■ **What you are asked to do**:
Collect the lines of the entries where "анықталды" shows up.

■ **Dataset entries**:
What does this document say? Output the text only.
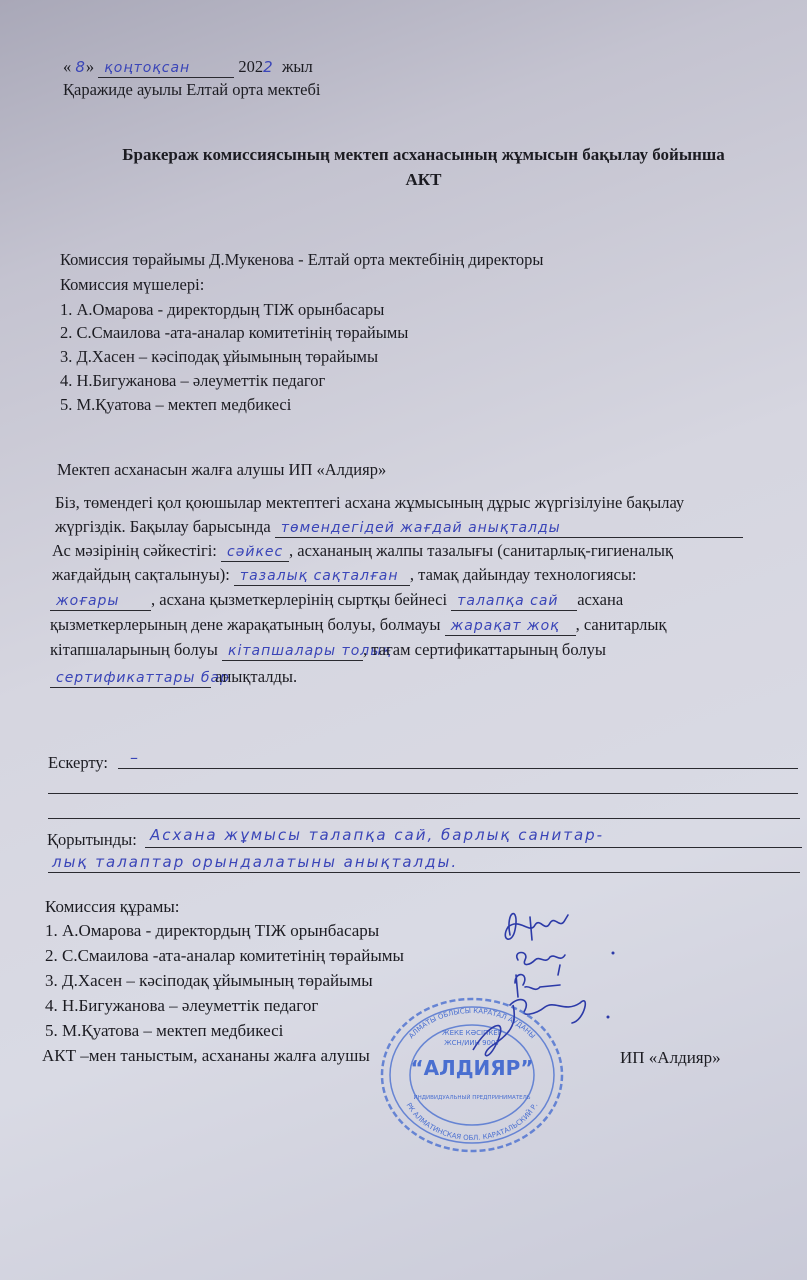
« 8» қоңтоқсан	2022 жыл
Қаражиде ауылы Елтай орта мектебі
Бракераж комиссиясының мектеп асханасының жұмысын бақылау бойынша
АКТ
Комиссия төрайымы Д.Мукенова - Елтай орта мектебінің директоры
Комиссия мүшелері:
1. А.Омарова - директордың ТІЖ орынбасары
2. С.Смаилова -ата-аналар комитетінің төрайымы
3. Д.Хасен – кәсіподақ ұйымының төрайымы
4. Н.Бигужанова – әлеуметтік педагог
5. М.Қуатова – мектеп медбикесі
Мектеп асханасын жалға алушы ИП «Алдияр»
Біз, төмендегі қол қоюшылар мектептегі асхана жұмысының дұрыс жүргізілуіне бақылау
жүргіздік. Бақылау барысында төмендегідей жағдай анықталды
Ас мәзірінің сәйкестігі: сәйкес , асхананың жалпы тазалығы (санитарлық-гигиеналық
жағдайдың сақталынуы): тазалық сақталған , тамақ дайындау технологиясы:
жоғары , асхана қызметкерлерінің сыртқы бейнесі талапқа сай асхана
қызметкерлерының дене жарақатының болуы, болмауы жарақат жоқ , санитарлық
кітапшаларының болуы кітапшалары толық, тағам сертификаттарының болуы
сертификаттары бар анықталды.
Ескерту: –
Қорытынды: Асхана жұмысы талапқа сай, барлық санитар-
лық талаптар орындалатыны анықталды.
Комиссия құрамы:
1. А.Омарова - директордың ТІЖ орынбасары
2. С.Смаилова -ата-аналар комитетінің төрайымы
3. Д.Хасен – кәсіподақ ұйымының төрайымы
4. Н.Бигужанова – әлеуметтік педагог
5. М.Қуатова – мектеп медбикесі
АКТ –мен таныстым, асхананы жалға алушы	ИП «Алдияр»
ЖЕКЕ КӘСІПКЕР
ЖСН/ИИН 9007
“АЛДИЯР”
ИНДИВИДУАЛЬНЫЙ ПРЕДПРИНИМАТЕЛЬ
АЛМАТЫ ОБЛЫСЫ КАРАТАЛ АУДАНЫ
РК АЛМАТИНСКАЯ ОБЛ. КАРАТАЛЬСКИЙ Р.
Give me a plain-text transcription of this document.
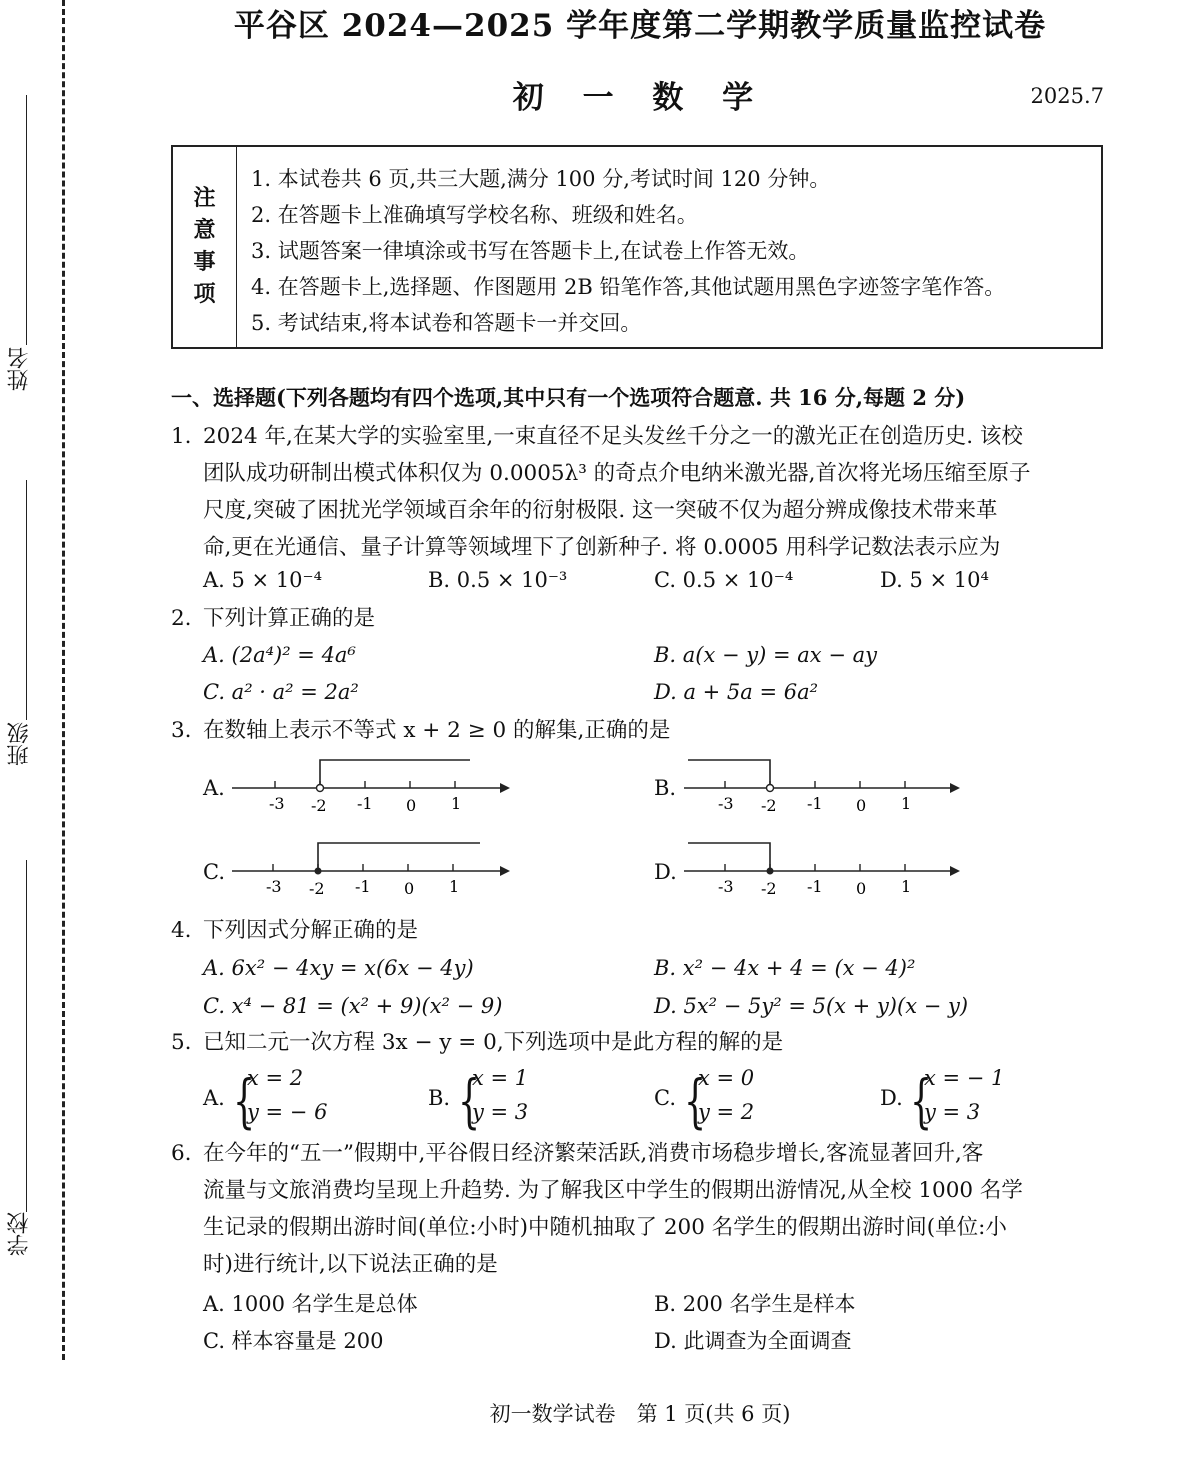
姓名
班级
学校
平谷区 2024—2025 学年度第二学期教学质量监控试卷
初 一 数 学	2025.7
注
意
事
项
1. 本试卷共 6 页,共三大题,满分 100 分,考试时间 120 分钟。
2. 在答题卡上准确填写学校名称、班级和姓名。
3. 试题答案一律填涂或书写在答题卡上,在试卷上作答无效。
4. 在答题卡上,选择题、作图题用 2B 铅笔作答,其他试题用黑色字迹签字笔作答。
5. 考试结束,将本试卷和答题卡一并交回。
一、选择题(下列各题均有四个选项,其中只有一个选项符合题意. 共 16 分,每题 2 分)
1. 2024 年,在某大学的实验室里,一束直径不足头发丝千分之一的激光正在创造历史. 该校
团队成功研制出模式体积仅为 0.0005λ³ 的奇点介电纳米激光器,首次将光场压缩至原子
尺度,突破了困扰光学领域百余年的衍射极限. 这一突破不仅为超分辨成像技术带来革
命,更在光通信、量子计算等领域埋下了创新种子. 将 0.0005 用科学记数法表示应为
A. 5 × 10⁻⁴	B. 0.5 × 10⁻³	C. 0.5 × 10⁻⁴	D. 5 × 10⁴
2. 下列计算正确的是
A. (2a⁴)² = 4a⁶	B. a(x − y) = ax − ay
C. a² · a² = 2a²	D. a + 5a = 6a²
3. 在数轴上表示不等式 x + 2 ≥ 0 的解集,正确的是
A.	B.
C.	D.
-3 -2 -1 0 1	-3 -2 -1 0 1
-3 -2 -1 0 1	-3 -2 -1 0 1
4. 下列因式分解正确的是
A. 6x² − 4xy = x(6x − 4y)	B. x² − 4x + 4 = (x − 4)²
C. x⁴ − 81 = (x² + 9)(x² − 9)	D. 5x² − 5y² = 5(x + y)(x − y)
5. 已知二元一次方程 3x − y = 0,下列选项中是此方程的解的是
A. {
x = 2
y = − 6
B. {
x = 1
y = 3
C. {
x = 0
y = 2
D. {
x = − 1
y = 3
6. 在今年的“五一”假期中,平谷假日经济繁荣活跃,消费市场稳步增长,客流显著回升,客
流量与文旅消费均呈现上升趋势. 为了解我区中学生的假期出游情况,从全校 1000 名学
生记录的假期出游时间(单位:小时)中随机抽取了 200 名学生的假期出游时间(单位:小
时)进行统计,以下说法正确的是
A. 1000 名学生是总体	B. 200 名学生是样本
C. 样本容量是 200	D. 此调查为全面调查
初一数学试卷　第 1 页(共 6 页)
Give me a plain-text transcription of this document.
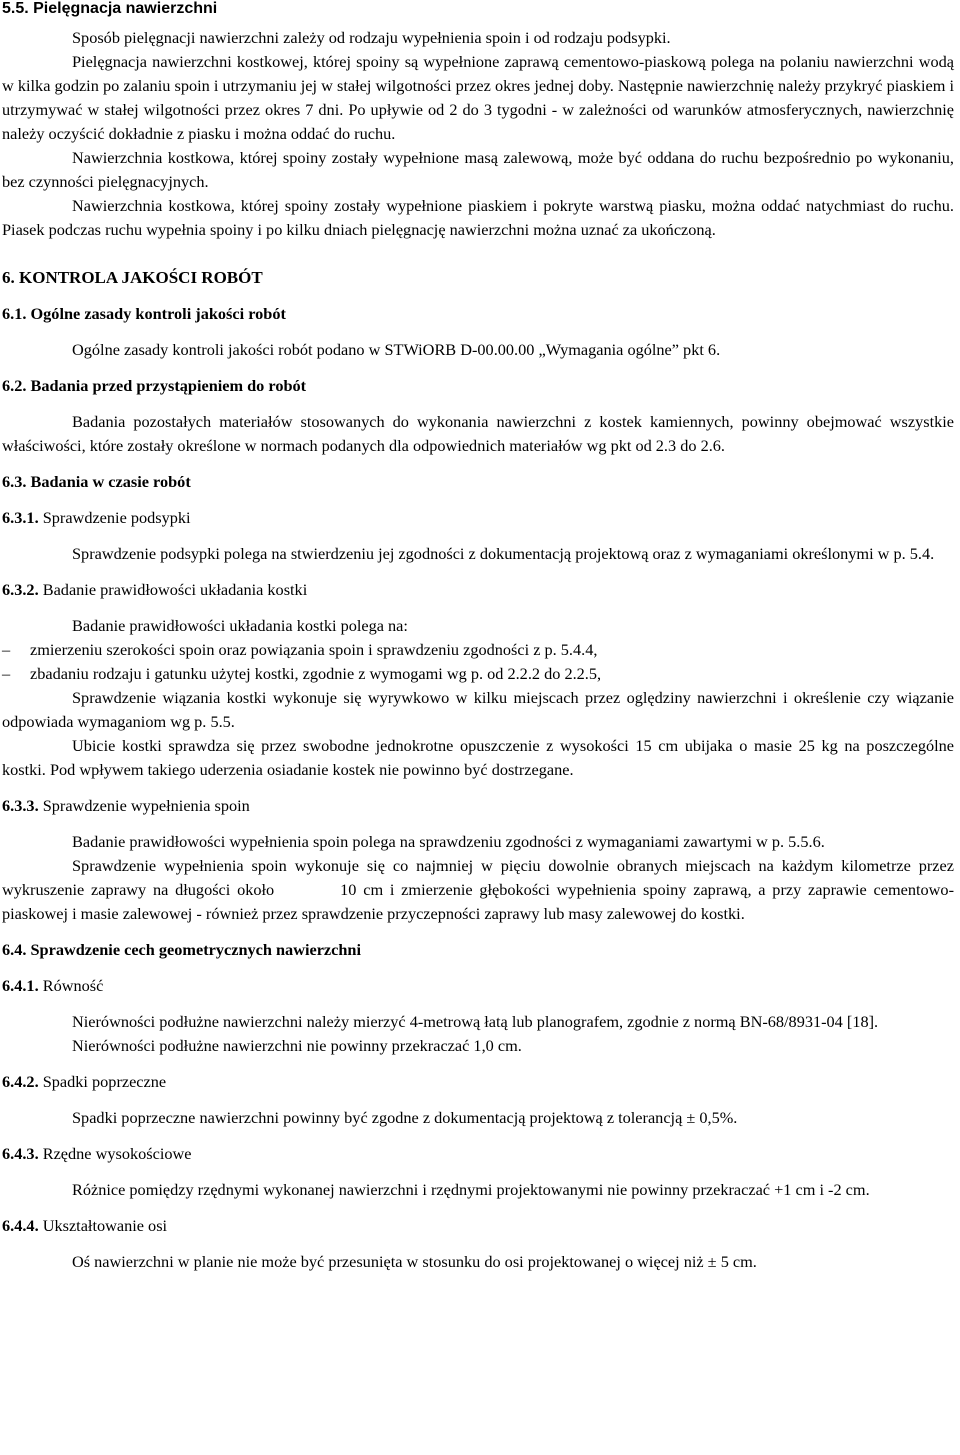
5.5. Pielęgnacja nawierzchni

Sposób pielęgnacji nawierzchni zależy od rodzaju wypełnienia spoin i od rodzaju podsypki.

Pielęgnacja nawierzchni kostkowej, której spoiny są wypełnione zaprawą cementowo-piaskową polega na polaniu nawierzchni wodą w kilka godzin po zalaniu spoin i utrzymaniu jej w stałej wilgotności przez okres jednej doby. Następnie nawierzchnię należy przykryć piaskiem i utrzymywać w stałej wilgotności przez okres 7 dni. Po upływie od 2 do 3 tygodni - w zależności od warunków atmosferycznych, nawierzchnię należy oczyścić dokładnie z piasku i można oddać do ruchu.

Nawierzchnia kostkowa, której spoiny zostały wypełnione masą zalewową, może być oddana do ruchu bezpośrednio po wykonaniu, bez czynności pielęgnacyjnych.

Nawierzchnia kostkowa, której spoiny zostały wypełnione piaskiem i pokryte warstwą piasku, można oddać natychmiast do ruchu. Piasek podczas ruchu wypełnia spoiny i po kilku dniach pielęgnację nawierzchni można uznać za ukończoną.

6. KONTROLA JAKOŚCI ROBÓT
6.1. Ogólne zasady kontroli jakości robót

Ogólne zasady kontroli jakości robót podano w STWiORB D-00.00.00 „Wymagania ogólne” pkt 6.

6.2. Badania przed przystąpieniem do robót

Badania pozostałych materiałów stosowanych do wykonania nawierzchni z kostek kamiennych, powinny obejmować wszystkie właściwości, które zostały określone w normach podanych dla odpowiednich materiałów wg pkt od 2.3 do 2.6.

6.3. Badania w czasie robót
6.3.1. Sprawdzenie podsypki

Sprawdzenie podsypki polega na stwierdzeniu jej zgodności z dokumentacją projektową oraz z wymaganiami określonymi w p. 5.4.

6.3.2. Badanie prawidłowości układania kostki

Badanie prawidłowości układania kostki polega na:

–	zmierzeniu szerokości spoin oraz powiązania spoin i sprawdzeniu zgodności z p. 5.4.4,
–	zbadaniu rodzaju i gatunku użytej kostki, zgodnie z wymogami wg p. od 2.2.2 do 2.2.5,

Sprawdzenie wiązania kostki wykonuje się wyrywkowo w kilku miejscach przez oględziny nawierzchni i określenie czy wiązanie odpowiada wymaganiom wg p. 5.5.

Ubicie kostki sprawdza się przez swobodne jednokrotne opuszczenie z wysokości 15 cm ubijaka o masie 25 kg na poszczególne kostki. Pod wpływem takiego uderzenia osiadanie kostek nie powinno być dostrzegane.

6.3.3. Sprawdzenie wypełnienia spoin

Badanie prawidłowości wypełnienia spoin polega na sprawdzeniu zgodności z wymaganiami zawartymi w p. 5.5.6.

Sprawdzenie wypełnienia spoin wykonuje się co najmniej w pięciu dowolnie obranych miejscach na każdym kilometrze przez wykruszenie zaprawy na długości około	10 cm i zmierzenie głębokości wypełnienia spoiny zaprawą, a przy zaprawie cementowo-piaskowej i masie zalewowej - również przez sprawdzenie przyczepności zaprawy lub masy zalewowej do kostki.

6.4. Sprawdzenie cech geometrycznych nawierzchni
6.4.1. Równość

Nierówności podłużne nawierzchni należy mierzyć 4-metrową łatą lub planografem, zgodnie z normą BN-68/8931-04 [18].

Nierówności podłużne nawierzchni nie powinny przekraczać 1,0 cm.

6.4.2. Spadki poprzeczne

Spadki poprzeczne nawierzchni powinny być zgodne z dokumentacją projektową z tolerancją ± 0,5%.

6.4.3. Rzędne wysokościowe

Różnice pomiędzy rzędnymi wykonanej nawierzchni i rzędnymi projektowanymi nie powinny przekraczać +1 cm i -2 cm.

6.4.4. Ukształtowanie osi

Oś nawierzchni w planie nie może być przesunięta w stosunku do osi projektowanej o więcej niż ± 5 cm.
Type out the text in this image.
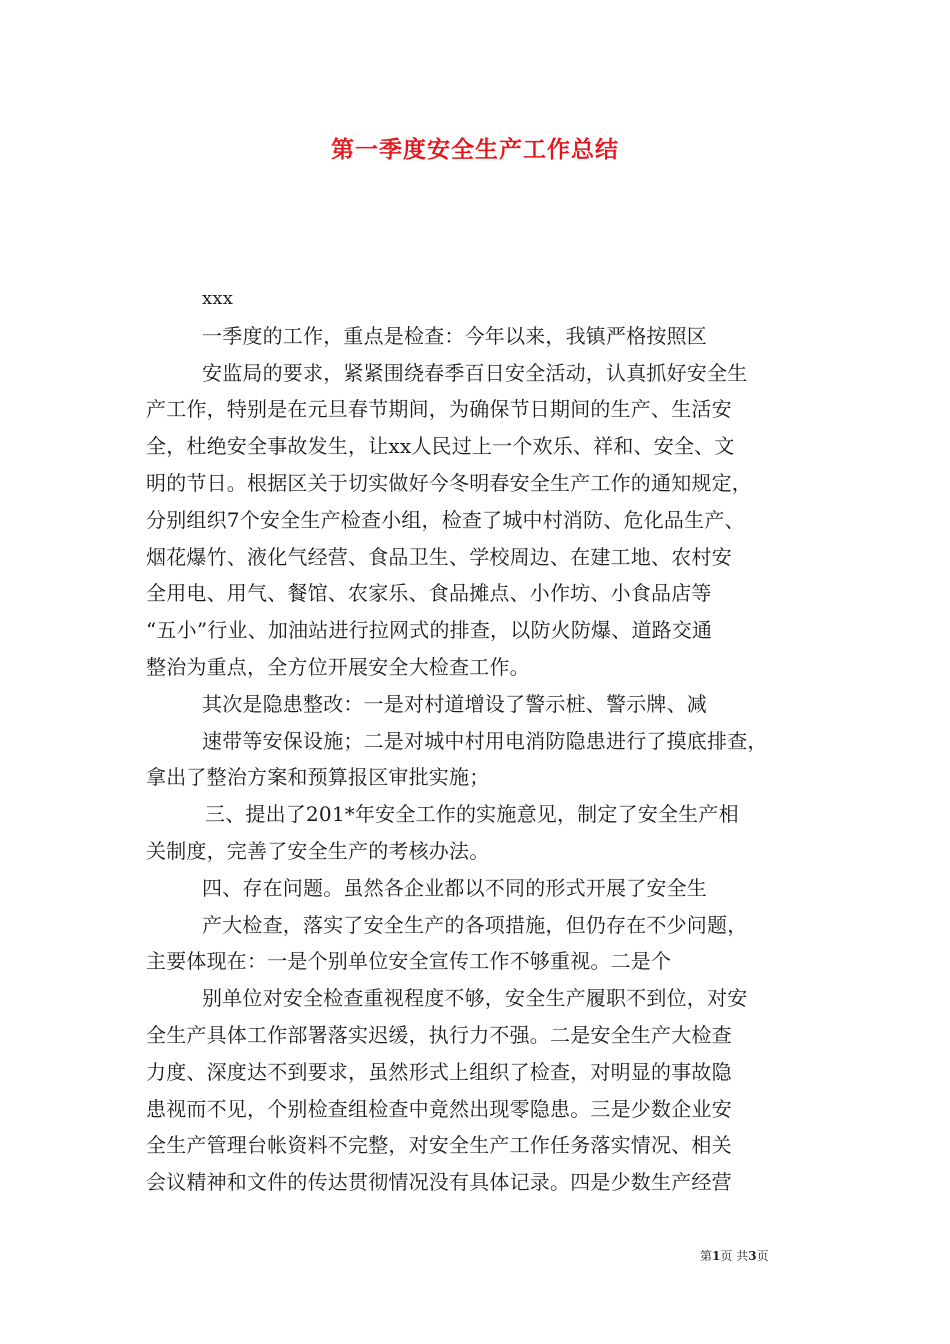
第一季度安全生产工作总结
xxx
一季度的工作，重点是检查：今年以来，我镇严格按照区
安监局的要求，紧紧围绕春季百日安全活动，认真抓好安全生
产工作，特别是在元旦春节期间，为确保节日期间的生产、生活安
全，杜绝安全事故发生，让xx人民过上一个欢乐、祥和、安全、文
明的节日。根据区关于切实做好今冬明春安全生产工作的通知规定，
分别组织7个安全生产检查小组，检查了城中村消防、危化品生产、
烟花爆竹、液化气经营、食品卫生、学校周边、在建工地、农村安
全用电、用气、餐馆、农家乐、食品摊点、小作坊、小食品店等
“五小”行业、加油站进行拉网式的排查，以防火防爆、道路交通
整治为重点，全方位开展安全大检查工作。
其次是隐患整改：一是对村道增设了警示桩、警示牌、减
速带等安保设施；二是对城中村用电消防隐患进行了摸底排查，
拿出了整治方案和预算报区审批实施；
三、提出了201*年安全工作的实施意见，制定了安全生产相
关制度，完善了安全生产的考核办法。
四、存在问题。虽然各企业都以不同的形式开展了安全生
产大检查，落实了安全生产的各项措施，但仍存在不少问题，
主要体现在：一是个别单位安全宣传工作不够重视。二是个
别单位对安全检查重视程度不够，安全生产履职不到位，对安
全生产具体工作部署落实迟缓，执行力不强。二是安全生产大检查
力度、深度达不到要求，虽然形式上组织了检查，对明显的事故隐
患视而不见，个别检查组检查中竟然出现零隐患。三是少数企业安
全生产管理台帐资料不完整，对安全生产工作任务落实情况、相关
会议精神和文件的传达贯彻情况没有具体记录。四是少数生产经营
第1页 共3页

■ **Solution**:
жүргіздік. Бақылау барысында төмендегідей жағдай анықталды
сертификаттары бар анықталды.
лық талаптар орындалатыны анықталды.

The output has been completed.